DIRECTIONS |
Where a line contains the word "conducted", copy that line in full.

Recorded data |
***

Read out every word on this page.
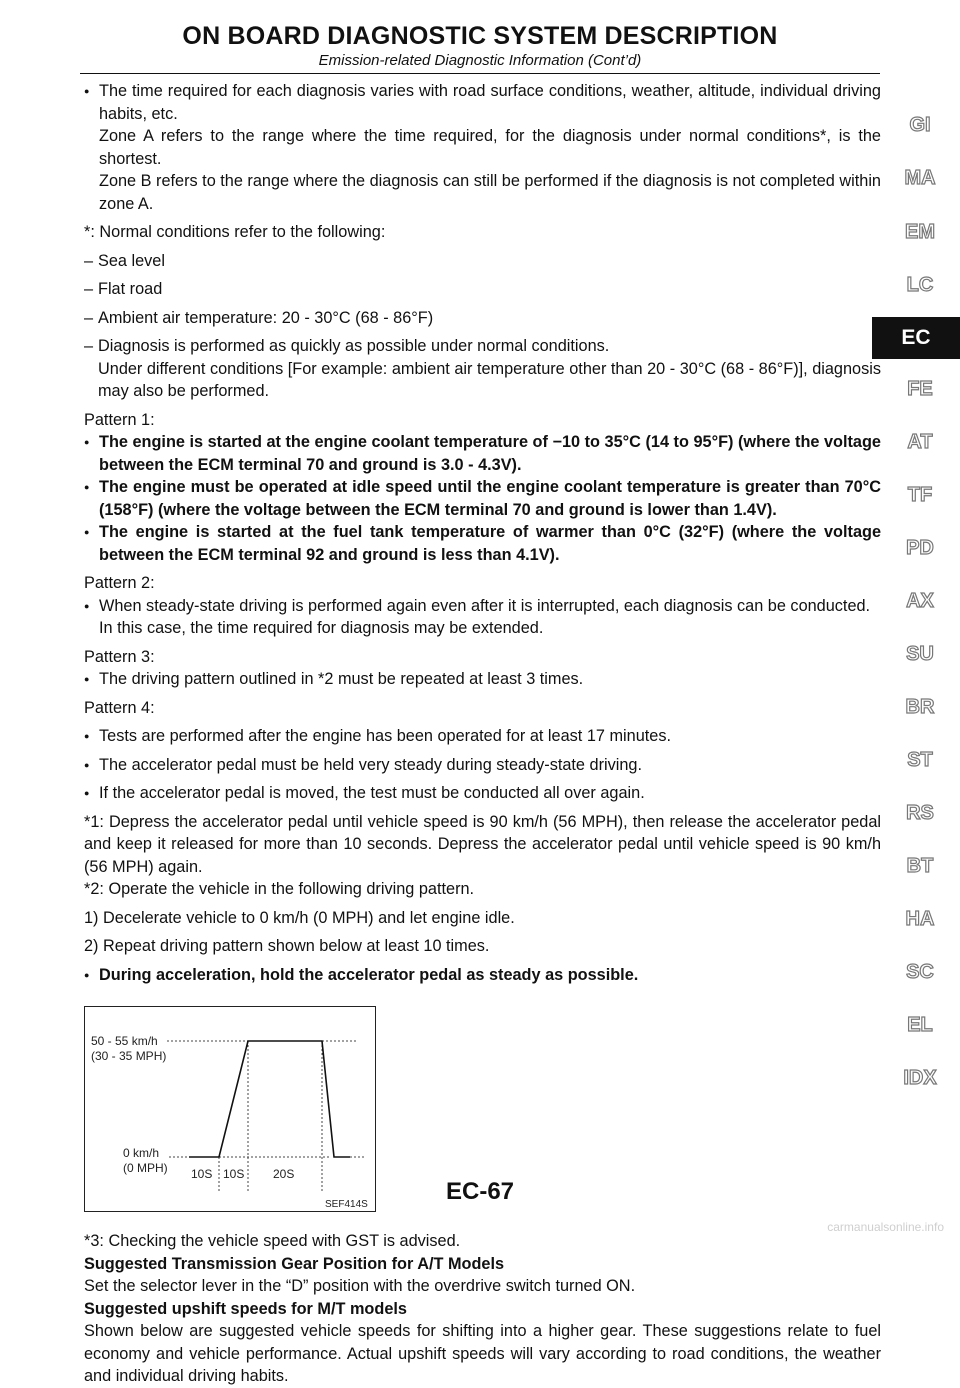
ON BOARD DIAGNOSTIC SYSTEM DESCRIPTION
Emission-related Diagnostic Information (Cont’d)

● The time required for each diagnosis varies with road surface conditions, weather, altitude, individual driving habits, etc.

Zone A refers to the range where the time required, for the diagnosis under normal conditions*, is the shortest.

Zone B refers to the range where the diagnosis can still be performed if the diagnosis is not completed within zone A.

*: Normal conditions refer to the following:

– Sea level

– Flat road

– Ambient air temperature: 20 - 30°C (68 - 86°F)

– Diagnosis is performed as quickly as possible under normal conditions.

Under different conditions [For example: ambient air temperature other than 20 - 30°C (68 - 86°F)], diagnosis may also be performed.

Pattern 1:

● The engine is started at the engine coolant temperature of −10 to 35°C (14 to 95°F) (where the voltage between the ECM terminal 70 and ground is 3.0 - 4.3V).

● The engine must be operated at idle speed until the engine coolant temperature is greater than 70°C (158°F) (where the voltage between the ECM terminal 70 and ground is lower than 1.4V).

● The engine is started at the fuel tank temperature of warmer than 0°C (32°F) (where the voltage between the ECM terminal 92 and ground is less than 4.1V).

Pattern 2:

● When steady-state driving is performed again even after it is interrupted, each diagnosis can be conducted.

In this case, the time required for diagnosis may be extended.

Pattern 3:

● The driving pattern outlined in *2 must be repeated at least 3 times.

Pattern 4:

● Tests are performed after the engine has been operated for at least 17 minutes.

● The accelerator pedal must be held very steady during steady-state driving.

● If the accelerator pedal is moved, the test must be conducted all over again.

*1: Depress the accelerator pedal until vehicle speed is 90 km/h (56 MPH), then release the accelerator pedal and keep it released for more than 10 seconds. Depress the accelerator pedal until vehicle speed is 90 km/h (56 MPH) again.

*2: Operate the vehicle in the following driving pattern.

1) Decelerate vehicle to 0 km/h (0 MPH) and let engine idle.

2) Repeat driving pattern shown below at least 10 times.

● During acceleration, hold the accelerator pedal as steady as possible.

50 - 55 km/h
(30 - 35 MPH)
0 km/h
(0 MPH) 10S 10S 20S
SEF414S

*3: Checking the vehicle speed with GST is advised.

Suggested Transmission Gear Position for A/T Models

Set the selector lever in the “D” position with the overdrive switch turned ON.

Suggested upshift speeds for M/T models

Shown below are suggested vehicle speeds for shifting into a higher gear. These suggestions relate to fuel economy and vehicle performance. Actual upshift speeds will vary according to road conditions, the weather and individual driving habits.

GI
MA
EM
LC
EC
FE
AT
TF
PD
AX
SU
BR
ST
RS
BT
HA
SC
EL
IDX
EC-67
carmanualsonline.info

***

RESULT OF THE TASK |
● When steady-state driving is performed again even after it is interrupted, each diagnosis can be conducted.
● If the accelerator pedal is moved, the test must be conducted all over again.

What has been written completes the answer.